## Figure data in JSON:
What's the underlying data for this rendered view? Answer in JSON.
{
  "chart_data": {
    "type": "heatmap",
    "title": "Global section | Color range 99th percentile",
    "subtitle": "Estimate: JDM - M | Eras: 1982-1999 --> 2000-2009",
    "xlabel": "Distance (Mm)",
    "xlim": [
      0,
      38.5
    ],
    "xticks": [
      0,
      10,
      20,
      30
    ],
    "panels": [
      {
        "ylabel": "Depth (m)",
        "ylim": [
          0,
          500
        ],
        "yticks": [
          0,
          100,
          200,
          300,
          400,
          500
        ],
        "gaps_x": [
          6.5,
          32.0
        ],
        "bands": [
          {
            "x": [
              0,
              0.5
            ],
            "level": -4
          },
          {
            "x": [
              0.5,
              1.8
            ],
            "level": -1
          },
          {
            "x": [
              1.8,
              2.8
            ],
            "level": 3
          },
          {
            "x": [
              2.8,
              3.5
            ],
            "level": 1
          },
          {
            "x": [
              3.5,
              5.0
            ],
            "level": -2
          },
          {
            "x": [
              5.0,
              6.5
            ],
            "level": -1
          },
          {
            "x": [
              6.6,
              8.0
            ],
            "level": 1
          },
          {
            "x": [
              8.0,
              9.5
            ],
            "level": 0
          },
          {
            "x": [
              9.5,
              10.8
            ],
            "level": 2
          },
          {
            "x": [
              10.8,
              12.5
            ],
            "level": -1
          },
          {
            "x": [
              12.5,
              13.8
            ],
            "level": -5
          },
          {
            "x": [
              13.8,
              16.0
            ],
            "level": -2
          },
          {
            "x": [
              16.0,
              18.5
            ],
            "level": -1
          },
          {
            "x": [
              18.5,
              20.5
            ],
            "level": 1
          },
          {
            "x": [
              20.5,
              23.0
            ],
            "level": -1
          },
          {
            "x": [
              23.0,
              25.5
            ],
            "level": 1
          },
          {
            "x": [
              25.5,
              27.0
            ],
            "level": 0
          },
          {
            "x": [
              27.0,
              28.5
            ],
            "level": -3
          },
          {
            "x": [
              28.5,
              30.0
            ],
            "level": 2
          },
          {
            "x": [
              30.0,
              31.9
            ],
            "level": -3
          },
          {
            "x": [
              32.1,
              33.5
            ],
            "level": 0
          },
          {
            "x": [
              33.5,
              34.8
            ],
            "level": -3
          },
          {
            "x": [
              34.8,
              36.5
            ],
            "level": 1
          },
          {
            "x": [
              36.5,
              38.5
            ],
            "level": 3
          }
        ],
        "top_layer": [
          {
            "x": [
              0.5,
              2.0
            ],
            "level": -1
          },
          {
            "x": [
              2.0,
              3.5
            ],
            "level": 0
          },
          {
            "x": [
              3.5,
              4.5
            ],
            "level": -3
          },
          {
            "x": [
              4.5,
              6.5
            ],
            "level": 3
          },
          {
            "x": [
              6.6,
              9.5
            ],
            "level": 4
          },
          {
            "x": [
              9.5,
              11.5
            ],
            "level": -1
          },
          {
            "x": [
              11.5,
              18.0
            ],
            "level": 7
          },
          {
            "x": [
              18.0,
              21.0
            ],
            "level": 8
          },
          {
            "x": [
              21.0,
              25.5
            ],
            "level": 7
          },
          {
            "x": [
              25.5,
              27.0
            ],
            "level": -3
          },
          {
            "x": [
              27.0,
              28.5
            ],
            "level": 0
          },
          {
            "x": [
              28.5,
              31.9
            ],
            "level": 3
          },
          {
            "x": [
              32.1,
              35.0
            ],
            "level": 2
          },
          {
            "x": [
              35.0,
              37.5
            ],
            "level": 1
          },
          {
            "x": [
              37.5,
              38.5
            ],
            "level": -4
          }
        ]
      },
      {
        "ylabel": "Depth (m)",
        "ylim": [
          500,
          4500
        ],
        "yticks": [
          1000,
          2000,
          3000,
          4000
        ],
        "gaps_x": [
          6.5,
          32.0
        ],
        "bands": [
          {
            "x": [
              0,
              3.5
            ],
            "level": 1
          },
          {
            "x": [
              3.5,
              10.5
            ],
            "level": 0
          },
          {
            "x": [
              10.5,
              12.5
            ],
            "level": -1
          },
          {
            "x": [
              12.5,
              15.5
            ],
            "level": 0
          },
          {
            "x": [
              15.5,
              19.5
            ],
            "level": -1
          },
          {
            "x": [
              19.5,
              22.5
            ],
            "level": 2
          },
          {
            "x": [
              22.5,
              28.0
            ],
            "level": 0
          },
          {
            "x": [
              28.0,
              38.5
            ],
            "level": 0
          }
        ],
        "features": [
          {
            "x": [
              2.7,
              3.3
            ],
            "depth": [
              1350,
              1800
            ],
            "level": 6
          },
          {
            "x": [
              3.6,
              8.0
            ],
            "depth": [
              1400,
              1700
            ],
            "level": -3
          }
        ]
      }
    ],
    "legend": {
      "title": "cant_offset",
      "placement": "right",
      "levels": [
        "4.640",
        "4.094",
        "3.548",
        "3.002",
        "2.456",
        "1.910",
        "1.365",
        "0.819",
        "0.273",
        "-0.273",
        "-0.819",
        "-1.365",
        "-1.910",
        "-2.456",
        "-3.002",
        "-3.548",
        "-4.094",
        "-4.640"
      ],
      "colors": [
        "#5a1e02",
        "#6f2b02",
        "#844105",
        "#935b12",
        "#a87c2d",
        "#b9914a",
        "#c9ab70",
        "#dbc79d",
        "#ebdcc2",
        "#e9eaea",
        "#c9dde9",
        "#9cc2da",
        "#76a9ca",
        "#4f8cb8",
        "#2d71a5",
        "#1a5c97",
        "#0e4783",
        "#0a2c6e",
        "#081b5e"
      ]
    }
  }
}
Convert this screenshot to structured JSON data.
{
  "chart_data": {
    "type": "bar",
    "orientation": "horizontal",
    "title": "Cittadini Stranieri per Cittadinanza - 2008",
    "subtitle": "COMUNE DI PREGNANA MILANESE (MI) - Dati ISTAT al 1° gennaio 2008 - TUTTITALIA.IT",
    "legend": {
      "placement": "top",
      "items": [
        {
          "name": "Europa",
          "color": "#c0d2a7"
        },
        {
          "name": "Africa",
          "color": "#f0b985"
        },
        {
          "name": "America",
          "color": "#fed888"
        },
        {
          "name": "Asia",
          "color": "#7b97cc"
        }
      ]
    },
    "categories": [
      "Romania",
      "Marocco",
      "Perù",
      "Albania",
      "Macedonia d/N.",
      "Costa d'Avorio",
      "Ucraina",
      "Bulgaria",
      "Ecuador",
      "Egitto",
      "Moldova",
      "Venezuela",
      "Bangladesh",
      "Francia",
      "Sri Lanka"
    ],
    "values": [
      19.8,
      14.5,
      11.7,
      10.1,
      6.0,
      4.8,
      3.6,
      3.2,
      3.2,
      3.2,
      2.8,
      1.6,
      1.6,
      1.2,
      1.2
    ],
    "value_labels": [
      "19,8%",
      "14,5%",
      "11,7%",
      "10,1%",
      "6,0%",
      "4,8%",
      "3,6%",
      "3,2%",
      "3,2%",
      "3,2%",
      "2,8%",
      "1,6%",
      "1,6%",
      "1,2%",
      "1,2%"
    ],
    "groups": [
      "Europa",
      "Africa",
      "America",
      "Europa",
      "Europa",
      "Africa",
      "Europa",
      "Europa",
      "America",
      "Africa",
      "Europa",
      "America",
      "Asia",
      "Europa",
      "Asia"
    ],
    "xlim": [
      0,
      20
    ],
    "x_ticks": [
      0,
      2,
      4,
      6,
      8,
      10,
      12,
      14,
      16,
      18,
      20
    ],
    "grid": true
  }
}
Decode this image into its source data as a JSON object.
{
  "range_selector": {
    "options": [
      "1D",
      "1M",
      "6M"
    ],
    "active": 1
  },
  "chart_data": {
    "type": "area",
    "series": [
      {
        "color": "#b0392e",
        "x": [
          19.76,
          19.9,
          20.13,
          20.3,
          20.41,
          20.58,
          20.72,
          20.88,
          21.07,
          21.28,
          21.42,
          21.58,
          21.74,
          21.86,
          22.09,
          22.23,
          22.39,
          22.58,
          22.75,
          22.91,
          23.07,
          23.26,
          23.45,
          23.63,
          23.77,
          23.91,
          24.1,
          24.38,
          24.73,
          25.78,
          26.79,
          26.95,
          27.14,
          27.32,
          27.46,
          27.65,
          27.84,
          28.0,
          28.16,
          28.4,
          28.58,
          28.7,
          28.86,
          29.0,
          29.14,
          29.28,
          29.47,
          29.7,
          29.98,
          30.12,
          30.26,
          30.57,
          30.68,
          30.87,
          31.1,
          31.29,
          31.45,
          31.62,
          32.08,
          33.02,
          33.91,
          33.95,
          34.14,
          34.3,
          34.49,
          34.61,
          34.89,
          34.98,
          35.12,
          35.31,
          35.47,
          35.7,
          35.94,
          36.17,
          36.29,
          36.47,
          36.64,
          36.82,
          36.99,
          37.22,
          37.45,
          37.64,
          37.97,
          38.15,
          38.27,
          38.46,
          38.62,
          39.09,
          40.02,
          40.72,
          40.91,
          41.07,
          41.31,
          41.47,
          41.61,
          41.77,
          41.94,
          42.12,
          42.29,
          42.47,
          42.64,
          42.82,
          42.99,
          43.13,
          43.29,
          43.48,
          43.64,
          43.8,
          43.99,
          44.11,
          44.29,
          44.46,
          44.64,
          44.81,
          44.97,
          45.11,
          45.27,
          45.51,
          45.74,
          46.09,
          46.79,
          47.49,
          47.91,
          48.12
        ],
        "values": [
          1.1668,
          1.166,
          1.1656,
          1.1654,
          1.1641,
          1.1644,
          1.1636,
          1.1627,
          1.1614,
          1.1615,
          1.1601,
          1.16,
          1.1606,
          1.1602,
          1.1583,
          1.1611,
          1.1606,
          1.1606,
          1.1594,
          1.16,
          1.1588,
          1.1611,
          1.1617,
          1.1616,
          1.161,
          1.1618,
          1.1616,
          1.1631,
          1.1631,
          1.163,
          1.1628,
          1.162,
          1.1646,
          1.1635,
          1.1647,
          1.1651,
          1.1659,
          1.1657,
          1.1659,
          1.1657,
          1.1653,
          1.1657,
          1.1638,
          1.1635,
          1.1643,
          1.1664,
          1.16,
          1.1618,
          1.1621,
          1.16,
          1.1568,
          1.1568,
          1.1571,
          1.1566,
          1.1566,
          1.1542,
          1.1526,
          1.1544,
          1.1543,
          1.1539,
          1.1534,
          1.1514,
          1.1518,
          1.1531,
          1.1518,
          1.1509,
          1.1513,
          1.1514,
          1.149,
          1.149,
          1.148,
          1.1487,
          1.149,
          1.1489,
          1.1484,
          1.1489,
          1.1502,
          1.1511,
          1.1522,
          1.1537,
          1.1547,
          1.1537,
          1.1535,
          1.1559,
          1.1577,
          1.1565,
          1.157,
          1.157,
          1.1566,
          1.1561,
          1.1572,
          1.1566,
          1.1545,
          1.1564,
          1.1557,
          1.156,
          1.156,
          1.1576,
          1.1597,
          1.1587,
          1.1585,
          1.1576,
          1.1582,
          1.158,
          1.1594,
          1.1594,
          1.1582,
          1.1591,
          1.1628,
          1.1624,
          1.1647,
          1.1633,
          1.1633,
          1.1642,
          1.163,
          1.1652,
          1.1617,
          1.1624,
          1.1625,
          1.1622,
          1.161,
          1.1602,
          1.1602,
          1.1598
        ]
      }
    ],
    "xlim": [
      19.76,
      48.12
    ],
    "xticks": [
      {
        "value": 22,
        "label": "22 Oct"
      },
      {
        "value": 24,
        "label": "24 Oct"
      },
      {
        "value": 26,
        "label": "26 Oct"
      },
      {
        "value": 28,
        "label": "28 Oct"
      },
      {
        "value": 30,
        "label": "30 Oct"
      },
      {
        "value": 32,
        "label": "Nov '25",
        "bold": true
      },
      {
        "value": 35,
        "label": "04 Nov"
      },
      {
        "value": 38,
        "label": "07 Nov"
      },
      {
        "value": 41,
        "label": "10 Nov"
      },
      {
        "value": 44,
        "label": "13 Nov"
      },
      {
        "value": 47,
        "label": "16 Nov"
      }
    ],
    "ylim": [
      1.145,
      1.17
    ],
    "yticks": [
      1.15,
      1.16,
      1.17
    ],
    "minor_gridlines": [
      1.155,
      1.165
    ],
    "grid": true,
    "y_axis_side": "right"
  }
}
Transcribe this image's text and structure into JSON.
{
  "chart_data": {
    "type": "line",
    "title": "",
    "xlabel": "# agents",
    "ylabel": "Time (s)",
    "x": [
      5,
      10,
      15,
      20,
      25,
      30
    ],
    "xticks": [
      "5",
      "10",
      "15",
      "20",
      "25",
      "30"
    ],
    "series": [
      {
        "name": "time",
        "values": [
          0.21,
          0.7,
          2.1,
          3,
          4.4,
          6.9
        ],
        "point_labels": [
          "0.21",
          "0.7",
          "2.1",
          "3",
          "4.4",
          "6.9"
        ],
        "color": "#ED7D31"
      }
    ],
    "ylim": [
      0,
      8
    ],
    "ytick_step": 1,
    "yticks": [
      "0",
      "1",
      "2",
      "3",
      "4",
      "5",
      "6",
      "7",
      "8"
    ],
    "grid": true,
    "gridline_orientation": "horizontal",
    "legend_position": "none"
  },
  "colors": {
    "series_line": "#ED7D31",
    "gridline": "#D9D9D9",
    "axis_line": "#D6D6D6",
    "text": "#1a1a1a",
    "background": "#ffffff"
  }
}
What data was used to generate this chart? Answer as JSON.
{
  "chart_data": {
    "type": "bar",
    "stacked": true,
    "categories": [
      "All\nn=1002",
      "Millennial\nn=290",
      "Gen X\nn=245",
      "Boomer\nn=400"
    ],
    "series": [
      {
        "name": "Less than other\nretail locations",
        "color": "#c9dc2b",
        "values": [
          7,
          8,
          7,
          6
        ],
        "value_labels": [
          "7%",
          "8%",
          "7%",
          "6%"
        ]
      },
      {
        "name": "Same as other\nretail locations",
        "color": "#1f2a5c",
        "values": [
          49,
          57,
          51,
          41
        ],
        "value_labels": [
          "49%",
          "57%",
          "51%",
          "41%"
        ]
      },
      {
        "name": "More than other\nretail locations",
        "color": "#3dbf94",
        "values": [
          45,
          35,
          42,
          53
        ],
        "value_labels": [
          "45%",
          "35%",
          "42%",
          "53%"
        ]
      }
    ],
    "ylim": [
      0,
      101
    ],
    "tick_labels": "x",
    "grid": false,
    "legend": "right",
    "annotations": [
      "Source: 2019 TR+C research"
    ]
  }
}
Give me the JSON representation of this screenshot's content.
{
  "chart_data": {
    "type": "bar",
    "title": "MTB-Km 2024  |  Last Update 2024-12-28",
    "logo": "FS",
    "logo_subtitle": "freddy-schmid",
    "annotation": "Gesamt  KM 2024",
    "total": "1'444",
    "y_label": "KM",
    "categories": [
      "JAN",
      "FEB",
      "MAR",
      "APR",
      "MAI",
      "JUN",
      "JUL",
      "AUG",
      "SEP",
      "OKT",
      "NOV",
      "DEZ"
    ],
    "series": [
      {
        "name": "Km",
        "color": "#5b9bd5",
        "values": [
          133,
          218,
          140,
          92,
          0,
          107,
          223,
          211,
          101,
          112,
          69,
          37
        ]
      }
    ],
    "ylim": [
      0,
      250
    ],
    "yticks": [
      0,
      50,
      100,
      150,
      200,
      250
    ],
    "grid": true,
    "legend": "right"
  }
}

## Work to complete:
From the listing above, pick out every line containing "other".

## Correct response:
        "name": "Less than other\nretail locations",
        "name": "Same as other\nretail locations",
        "name": "More than other\nretail locations",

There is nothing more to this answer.